The input start

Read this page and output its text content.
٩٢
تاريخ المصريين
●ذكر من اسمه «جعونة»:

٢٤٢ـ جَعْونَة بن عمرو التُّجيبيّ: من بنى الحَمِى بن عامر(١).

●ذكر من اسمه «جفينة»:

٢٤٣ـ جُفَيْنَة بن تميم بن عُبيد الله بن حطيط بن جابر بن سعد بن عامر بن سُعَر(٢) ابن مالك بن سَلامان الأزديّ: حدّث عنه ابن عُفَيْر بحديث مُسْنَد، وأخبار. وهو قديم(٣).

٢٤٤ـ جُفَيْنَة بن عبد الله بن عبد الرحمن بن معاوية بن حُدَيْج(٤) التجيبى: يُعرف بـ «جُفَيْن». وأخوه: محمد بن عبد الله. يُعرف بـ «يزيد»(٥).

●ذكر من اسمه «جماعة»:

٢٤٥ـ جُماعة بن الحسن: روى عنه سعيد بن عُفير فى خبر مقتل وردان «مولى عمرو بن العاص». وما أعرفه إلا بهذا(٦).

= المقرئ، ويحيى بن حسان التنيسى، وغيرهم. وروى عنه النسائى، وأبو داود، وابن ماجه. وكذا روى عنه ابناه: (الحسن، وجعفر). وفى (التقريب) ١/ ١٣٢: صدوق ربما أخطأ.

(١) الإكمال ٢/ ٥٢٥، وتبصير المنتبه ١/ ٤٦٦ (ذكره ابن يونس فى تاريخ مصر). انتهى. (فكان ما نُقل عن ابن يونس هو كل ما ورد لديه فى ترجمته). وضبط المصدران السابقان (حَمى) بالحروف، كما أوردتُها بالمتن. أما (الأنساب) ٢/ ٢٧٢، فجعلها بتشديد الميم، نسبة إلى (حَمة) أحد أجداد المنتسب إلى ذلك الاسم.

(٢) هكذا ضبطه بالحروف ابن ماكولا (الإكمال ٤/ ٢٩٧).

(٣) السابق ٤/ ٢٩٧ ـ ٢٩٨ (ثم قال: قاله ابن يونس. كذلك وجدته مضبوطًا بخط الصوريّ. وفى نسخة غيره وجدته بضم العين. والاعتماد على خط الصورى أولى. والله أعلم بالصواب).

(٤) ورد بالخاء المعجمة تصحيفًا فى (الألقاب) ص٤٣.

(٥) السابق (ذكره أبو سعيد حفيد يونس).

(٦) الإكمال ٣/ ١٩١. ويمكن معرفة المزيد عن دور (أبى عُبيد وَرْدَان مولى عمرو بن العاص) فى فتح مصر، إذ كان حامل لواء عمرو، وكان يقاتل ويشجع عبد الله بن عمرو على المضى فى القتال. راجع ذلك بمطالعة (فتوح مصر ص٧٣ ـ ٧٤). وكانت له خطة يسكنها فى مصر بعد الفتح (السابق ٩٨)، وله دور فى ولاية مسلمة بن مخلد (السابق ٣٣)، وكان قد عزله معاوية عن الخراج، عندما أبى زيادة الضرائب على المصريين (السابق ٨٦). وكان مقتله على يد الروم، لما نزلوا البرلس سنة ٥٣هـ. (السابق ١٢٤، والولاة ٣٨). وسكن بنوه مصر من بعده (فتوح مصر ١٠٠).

The input end

Directions for this task.
State how many lines of the listing include "اسمه", and nothing more.

Exercise solution.
3